Extracted records:
···

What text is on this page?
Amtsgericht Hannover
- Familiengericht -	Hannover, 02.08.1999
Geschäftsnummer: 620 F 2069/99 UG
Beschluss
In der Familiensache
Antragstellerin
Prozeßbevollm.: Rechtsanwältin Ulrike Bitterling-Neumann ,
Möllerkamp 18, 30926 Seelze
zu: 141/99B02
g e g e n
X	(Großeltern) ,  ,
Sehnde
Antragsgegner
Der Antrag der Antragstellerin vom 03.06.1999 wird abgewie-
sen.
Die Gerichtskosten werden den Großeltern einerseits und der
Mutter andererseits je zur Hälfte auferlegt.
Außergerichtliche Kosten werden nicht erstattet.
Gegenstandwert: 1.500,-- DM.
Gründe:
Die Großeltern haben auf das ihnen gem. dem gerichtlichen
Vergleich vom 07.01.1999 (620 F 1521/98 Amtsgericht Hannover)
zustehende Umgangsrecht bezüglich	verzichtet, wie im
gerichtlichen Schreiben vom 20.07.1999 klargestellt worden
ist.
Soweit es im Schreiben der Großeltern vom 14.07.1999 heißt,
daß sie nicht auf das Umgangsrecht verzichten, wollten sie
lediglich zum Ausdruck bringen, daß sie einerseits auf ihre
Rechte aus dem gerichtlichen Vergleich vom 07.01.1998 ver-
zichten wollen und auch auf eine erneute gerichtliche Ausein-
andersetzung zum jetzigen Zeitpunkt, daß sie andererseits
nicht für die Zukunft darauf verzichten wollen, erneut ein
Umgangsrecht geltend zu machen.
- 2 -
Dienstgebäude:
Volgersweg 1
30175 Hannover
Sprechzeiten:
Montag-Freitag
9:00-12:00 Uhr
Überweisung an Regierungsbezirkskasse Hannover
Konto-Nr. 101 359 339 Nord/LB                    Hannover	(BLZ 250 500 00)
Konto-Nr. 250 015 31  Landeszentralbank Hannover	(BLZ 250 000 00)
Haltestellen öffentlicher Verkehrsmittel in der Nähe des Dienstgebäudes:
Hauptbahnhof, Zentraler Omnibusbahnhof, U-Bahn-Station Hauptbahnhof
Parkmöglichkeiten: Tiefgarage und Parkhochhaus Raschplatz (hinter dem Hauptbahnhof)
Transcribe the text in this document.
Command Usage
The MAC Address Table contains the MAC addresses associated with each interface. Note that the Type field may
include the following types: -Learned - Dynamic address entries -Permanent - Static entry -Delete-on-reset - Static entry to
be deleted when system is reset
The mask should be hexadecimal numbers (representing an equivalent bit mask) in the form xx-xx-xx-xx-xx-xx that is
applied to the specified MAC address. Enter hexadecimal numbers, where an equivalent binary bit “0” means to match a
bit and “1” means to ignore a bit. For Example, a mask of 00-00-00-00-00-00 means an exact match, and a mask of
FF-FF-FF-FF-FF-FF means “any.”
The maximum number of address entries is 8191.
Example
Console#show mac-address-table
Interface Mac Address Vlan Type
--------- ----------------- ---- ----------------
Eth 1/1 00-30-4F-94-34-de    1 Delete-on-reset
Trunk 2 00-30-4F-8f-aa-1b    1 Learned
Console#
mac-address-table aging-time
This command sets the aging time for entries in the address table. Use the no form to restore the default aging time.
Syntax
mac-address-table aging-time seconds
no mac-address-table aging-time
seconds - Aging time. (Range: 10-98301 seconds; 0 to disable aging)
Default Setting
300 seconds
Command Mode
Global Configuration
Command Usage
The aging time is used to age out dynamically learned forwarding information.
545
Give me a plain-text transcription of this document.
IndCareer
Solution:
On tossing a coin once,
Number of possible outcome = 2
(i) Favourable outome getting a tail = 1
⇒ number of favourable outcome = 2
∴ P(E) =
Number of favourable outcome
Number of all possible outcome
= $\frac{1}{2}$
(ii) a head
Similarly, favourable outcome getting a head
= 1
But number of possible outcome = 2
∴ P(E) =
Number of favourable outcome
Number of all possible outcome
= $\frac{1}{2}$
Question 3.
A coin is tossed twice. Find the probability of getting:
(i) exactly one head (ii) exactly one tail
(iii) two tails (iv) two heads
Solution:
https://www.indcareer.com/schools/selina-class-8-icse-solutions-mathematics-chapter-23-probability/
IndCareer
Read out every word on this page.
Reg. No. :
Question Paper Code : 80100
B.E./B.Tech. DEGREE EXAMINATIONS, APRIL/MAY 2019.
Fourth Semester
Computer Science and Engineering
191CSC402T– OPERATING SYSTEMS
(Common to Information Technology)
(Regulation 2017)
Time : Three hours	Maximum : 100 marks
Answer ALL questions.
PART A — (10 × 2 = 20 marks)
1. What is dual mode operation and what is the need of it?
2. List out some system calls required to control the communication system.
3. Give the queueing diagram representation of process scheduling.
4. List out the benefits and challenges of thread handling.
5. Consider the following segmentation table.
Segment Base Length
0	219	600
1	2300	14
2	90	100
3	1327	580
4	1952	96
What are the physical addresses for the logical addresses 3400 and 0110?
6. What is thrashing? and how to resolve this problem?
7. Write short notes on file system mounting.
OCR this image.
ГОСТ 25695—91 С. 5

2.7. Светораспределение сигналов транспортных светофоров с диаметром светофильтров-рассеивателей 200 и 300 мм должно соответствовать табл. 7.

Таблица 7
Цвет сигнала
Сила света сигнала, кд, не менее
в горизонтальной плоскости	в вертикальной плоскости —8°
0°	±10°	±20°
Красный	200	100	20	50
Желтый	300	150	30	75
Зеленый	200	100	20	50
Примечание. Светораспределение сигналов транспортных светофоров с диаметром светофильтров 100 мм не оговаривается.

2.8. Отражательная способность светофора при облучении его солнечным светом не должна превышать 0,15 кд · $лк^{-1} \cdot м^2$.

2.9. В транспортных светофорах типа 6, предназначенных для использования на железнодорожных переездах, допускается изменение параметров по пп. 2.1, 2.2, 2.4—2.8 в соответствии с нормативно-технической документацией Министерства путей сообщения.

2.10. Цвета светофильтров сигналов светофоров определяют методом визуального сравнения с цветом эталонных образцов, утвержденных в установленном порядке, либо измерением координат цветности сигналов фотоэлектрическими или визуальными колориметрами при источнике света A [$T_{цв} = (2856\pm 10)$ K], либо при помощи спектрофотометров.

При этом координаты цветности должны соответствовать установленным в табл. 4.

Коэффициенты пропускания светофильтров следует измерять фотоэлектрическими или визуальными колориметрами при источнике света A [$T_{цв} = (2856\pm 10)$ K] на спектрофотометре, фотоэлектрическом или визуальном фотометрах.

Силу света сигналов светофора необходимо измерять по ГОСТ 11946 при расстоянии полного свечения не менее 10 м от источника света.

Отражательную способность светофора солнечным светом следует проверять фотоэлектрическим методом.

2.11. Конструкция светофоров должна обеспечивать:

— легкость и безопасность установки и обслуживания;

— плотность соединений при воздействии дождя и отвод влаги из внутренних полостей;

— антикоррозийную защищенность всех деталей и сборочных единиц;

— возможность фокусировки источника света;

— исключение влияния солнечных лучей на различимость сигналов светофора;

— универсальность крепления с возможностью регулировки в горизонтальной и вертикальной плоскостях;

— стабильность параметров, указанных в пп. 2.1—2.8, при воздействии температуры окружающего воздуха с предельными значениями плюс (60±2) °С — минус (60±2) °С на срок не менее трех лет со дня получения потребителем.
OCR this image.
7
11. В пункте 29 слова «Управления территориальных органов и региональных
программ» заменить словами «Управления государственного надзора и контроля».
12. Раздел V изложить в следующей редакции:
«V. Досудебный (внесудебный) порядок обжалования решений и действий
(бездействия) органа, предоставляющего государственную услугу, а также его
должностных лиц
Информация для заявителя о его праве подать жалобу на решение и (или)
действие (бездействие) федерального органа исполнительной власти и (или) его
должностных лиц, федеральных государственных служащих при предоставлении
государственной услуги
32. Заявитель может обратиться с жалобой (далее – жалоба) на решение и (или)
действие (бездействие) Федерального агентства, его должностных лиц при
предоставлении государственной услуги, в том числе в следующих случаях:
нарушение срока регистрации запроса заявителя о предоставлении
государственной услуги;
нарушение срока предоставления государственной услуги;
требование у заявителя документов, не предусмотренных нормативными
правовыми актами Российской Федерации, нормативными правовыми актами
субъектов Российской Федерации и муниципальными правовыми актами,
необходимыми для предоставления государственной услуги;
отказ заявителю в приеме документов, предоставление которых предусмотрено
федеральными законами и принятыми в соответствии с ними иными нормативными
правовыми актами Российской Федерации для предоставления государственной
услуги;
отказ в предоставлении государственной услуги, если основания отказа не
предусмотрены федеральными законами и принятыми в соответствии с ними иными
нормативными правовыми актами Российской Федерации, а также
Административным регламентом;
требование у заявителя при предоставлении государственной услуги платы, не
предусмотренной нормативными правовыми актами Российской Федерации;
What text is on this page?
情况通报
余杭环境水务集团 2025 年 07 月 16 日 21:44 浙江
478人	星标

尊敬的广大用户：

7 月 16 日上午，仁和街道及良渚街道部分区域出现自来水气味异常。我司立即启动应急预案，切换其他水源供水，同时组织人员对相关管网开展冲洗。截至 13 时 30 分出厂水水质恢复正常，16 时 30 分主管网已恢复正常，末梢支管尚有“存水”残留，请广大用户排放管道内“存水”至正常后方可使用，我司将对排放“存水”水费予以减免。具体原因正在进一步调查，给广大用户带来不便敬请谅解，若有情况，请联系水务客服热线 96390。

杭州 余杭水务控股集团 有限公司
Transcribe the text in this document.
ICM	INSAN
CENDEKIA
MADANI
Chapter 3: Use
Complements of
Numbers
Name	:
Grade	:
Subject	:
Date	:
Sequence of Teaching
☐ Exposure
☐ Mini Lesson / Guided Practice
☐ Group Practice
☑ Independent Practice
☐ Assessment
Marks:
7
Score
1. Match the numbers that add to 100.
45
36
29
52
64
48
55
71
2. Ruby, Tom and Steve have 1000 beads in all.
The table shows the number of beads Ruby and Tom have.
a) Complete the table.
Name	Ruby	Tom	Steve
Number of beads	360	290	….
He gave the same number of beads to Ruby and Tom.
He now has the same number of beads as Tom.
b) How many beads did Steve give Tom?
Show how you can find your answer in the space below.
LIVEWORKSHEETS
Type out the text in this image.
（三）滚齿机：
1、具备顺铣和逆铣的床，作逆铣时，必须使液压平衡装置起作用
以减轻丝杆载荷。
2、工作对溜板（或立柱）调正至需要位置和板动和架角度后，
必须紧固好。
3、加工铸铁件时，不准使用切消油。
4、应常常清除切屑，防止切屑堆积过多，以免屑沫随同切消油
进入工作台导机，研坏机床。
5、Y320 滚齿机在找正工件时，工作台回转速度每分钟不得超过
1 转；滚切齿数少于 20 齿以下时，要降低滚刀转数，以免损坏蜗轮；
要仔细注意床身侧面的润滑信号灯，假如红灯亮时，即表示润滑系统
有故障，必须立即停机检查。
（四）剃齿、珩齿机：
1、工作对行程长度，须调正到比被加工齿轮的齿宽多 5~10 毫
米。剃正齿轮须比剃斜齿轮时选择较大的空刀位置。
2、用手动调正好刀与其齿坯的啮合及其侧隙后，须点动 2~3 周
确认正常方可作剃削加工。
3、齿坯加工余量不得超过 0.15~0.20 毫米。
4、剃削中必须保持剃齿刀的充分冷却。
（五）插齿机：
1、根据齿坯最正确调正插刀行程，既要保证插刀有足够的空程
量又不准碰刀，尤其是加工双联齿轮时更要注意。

···

GIVEN TASK>
Copy every line from the records above that contains the word "Российской".

ANSWER TO THE TASK>
правовыми актами Российской Федерации, нормативными правовыми актами
субъектов Российской Федерации и муниципальными правовыми актами,
правовыми актами Российской Федерации для предоставления государственной
нормативными правовыми актами Российской Федерации, а также
предусмотренной нормативными правовыми актами Российской Федерации;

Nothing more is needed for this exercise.